Passage fourni >>
Haiyan Wu et Renato Penteado dans La Valse (chor. George Balanchine)
La Valse offre une tout autre ambiance visuelle, chorégraphique et musicale. Ici, c'est plutôt le glamour
hollywoodien, veine régulière d'inspiration du chorégraphe, qui est mis
à l'honneur. Les hommes sont en frac noir, les femmes, couvertes de
bijoux, portent de longs gants blancs et d'amples jupons de tulle rose
et gris, qui créent un effet fabuleux quand elles dansent. Ces créatures
de rêve évoluent dans un écrin à leur image : lustres dégoulinants,
rideaux de velours... L'intérêt du ballet, chorégraphié sur deux
partitions distinctes de Ravel, (les Valses nobles et sentimentales, suivies de La Valse proprement dite), c'est qu'il utilise ce kitsch
de cinéma pour en faire le décor d'une variation, somme toute assez
noire, sur le thème romantique de la valse fantastique. La première
partie, plus impressionniste que véritablement narrative, voit évoluer
un étrange trio de danseuses et une succession de couples, flirtant et
s'enivrant dans les plaisirs de la valse. Un semblant d'intrigue se fait
jour dans le second volet lorsqu'un homme en noir (non, nous ne sommes
pas chez Patrice Bart!) fait irruption dans la salle de bal, tend un
miroir à une femme vêtue de blanc avant de l'entraîner dans le
tourbillon d'une danse macabre. On avait découvert ce ballet au Châtelet
il y a quelques années dansé par le Mariinsky (avec Lopatkina en femme
en blanc), dans la cadre d'un programme Balanchine. Souvenir lointain
qui laisse apprécier pleinement l'interprétation qu'en donne le Miami
City Ballet. La Valse est
joliment et finement dansé, bien que le lyrisme des bras ne soit guère
au rendez-vous, et les évolutions des danseurs, apparaissant puis
disparaissant dans le tumulte d'un bal imaginaire, parfaitement
synchronisées. Les nombreux solistes de la première partie peinent
pourtant à se distinguer véritablement les uns des autres, si l'on en
excepte Jennifer Kronenberg, romantique héroïne qui séduit une nouvelle
fois par son élégance, et la figure de la Mort, interprétée de manière
très convaincante par Isanusi Garcia-Rodriguez, danseur fin et
longiligne, à la silhouette très plastique.

Consigne >>
Recopiez intégralement le passage sur La Valse de Balanchine, sans y changer un seul mot.

Données extraites >>
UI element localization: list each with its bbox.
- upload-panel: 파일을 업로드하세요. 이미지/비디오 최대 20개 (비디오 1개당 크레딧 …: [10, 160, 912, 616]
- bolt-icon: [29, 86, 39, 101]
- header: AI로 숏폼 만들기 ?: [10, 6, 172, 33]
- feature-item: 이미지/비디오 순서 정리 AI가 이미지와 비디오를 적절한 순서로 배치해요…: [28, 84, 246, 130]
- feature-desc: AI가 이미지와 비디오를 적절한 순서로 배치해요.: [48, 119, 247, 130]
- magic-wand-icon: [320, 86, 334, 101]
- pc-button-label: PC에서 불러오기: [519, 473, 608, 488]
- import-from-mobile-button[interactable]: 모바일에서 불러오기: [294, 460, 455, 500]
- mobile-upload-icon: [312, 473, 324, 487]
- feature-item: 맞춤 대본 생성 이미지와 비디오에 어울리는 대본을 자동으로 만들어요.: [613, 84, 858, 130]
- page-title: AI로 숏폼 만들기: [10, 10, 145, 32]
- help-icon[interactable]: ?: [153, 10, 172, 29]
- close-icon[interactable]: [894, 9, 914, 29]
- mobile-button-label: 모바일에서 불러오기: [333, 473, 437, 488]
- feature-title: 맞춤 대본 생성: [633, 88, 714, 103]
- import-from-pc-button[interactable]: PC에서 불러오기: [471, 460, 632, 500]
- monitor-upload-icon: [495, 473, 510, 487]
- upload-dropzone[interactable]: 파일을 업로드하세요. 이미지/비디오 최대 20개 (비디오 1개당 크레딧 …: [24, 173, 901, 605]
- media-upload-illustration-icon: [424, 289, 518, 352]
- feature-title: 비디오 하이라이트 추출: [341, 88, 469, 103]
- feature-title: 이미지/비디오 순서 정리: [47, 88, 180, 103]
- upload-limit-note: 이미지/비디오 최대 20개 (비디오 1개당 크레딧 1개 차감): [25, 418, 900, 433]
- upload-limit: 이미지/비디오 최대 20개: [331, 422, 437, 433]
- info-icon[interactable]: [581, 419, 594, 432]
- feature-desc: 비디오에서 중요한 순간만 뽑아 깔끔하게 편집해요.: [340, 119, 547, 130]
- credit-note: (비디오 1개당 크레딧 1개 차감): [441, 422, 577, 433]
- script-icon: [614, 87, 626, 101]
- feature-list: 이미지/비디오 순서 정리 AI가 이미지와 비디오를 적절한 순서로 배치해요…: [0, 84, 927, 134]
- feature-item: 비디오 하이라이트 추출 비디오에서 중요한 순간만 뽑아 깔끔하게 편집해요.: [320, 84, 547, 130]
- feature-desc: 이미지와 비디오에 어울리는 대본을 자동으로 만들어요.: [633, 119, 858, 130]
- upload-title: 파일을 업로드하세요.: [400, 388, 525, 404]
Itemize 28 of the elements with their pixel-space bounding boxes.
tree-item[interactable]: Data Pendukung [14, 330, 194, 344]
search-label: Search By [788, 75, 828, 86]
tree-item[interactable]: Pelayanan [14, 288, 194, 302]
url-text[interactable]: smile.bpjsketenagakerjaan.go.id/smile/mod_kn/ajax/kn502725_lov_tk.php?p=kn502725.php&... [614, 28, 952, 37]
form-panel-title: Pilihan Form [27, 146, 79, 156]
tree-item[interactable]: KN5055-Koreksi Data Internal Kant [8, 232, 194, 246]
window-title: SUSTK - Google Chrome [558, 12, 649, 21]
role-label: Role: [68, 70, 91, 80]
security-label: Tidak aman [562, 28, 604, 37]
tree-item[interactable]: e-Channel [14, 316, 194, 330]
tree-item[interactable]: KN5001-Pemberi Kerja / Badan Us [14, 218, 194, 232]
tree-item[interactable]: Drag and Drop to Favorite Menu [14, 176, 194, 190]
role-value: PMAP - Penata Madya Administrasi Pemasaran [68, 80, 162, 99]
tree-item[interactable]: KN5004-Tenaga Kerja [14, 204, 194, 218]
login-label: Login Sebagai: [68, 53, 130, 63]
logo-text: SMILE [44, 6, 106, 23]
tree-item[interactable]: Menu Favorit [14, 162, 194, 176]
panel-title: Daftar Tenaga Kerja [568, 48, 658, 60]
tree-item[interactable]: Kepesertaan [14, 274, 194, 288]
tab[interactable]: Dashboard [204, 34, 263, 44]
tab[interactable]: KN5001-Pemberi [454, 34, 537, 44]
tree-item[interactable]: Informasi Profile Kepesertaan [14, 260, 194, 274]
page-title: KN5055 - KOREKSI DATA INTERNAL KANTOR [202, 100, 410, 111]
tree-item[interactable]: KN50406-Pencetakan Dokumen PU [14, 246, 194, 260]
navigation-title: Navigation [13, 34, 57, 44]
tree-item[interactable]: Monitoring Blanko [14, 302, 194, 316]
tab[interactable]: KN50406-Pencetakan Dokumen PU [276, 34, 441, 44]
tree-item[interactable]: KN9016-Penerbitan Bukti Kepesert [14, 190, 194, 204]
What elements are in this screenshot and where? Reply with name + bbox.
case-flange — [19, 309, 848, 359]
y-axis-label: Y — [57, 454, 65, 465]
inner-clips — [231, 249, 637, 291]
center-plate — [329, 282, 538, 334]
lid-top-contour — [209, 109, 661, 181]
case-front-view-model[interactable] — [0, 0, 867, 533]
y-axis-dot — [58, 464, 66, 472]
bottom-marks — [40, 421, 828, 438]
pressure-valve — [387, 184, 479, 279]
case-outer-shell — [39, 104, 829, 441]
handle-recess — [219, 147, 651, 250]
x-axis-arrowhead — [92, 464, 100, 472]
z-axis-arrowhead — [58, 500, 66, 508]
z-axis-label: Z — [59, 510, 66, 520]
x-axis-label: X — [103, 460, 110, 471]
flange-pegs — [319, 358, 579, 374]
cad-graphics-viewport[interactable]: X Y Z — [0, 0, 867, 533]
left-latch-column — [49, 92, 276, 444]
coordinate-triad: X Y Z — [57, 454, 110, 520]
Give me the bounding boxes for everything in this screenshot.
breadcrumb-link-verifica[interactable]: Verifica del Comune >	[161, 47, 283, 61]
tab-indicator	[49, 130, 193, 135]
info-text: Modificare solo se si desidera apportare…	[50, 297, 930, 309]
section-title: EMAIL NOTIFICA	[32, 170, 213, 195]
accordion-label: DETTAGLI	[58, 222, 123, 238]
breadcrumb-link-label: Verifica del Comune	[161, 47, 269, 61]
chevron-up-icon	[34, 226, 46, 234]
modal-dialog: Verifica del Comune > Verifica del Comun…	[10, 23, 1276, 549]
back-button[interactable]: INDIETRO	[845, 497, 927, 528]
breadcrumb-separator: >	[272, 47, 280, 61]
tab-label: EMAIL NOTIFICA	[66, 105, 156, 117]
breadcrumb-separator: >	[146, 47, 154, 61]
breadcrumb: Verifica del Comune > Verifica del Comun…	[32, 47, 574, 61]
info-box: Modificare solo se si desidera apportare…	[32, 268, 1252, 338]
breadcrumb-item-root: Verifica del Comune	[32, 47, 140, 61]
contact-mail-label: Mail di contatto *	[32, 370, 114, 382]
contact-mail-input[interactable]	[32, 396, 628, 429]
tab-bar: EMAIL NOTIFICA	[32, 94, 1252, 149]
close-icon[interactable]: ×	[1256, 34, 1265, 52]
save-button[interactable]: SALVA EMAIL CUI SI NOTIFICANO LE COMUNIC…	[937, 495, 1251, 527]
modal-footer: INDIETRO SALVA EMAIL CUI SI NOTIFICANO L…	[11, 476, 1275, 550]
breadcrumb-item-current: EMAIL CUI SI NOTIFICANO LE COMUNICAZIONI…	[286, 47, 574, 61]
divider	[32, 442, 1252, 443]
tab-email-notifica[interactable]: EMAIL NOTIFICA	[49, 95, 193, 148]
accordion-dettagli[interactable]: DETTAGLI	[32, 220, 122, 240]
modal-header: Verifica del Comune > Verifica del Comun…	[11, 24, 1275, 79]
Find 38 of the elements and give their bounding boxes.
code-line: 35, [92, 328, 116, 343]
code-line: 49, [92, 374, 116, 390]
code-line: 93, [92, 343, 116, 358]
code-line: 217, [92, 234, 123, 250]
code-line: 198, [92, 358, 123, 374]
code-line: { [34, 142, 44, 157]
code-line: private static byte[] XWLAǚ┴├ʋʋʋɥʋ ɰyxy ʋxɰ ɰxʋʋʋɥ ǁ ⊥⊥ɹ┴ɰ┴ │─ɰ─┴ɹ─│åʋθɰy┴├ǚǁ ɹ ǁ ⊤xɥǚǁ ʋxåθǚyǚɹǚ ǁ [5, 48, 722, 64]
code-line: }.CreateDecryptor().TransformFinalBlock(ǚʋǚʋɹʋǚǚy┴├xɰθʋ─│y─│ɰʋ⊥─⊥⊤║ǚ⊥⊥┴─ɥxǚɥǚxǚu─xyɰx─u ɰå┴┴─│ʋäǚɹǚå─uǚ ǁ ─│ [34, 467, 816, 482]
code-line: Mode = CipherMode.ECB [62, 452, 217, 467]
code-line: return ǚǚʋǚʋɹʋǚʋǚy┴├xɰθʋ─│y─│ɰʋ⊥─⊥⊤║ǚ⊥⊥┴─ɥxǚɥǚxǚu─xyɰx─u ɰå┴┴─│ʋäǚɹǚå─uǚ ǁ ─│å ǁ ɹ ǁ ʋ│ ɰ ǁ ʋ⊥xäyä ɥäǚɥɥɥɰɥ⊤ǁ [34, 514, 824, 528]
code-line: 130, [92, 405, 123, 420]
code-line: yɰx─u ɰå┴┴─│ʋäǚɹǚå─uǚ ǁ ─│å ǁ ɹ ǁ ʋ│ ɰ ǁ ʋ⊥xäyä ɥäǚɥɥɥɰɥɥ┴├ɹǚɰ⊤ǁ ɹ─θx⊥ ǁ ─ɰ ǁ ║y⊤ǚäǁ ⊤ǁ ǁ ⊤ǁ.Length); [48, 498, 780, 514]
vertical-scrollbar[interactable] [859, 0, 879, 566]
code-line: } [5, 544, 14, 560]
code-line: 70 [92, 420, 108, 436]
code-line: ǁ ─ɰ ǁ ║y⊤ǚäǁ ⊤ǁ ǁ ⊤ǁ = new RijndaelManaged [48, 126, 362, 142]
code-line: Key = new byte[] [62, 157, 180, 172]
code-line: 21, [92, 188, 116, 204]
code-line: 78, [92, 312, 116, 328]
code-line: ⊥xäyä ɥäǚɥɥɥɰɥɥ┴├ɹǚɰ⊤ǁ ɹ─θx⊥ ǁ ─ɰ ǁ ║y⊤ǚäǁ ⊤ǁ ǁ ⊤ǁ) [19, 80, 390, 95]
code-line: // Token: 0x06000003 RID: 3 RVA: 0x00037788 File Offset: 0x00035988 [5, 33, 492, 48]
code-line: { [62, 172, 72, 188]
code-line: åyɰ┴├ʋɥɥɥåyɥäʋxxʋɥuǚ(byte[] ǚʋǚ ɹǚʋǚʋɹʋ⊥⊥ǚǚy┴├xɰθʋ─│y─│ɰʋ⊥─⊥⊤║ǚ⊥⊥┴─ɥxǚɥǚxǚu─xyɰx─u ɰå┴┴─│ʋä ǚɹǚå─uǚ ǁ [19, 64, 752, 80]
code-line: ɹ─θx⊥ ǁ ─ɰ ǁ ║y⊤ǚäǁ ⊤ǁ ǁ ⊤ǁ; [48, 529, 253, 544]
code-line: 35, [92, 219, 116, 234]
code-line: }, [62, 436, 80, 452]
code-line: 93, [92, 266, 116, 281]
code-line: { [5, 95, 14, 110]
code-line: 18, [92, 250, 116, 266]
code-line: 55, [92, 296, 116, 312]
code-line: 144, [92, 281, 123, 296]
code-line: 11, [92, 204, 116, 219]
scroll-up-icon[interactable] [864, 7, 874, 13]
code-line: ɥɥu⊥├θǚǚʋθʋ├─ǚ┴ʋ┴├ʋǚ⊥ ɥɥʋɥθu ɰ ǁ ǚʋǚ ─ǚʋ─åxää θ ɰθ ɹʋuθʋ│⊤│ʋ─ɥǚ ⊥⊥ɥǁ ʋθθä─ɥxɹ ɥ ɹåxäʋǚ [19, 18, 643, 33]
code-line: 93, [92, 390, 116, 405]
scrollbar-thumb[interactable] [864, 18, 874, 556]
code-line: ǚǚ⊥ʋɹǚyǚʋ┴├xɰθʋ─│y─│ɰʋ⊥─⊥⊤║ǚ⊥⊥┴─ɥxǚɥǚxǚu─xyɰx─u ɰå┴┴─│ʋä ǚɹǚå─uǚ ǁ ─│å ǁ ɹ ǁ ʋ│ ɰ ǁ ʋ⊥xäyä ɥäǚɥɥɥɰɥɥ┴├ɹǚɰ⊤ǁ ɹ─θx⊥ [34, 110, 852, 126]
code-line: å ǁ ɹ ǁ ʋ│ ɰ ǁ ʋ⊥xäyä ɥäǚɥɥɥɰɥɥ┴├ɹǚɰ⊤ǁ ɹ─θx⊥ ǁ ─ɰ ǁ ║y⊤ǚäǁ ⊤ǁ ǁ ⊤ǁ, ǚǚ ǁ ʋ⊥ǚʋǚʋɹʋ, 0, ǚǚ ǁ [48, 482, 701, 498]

Résultat >>
Haiyan Wu et Renato Penteado dans La Valse (chor. George Balanchine)
La Valse offre une tout autre ambiance visuelle, chorégraphique et musicale. Ici, c'est plutôt le glamour
hollywoodien, veine régulière d'inspiration du chorégraphe, qui est mis
à l'honneur. Les hommes sont en frac noir, les femmes, couvertes de
bijoux, portent de longs gants blancs et d'amples jupons de tulle rose
et gris, qui créent un effet fabuleux quand elles dansent. Ces créatures
de rêve évoluent dans un écrin à leur image : lustres dégoulinants,
rideaux de velours... L'intérêt du ballet, chorégraphié sur deux
partitions distinctes de Ravel, (les Valses nobles et sentimentales, suivies de La Valse proprement dite), c'est qu'il utilise ce kitsch
de cinéma pour en faire le décor d'une variation, somme toute assez
noire, sur le thème romantique de la valse fantastique. La première
partie, plus impressionniste que véritablement narrative, voit évoluer
un étrange trio de danseuses et une succession de couples, flirtant et
s'enivrant dans les plaisirs de la valse. Un semblant d'intrigue se fait
jour dans le second volet lorsqu'un homme en noir (non, nous ne sommes
pas chez Patrice Bart!) fait irruption dans la salle de bal, tend un
miroir à une femme vêtue de blanc avant de l'entraîner dans le
tourbillon d'une danse macabre. On avait découvert ce ballet au Châtelet
il y a quelques années dansé par le Mariinsky (avec Lopatkina en femme
en blanc), dans la cadre d'un programme Balanchine. Souvenir lointain
qui laisse apprécier pleinement l'interprétation qu'en donne le Miami
City Ballet. La Valse est
joliment et finement dansé, bien que le lyrisme des bras ne soit guère
au rendez-vous, et les évolutions des danseurs, apparaissant puis
disparaissant dans le tumulte d'un bal imaginaire, parfaitement
synchronisées. Les nombreux solistes de la première partie peinent
pourtant à se distinguer véritablement les uns des autres, si l'on en
excepte Jennifer Kronenberg, romantique héroïne qui séduit une nouvelle
fois par son élégance, et la figure de la Mort, interprétée de manière
très convaincante par Isanusi Garcia-Rodriguez, danseur fin et
longiligne, à la silhouette très plastique.